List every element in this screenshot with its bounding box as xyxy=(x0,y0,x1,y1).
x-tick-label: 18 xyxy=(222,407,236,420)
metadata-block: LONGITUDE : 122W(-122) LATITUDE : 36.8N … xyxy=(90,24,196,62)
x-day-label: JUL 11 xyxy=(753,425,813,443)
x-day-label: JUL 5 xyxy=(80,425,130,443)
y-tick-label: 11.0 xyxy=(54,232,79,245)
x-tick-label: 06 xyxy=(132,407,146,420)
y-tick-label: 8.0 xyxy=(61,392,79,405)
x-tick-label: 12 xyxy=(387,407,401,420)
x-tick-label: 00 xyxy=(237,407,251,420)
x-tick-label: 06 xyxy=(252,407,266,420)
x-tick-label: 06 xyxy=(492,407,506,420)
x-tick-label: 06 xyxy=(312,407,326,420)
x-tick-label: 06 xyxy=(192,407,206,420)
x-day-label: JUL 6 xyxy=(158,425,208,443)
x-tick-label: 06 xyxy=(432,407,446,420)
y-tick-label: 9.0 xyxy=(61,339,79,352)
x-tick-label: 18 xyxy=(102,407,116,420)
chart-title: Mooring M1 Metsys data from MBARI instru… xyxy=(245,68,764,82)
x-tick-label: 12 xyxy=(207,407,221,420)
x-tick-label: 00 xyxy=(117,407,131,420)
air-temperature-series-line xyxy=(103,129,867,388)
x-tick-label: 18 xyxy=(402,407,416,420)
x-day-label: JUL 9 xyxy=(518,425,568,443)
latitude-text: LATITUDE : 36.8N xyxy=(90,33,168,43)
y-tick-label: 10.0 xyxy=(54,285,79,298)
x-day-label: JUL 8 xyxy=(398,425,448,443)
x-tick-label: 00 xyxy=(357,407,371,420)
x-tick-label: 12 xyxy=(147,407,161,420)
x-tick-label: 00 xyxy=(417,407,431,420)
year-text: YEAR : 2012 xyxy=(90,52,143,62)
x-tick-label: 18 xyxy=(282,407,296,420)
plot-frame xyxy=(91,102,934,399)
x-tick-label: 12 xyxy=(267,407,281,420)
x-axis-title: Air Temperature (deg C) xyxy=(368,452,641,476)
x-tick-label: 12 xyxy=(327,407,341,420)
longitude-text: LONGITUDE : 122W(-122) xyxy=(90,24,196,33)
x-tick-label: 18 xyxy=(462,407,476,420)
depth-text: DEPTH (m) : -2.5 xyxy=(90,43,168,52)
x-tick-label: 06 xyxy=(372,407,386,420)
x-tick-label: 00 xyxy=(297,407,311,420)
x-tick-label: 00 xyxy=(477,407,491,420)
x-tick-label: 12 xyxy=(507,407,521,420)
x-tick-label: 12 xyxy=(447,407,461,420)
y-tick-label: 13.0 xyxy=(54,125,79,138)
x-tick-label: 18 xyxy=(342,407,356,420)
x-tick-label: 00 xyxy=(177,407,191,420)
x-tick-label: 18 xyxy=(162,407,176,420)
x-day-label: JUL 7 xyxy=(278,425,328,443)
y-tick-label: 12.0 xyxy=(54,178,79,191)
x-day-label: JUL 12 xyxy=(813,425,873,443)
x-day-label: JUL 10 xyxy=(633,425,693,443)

— THE EXERCISE —
Count how many lines in the records above contain the string "text", treating uppercase and lowercase as different. Reply with the number alone.

— PROBLEM SOLUTION —
4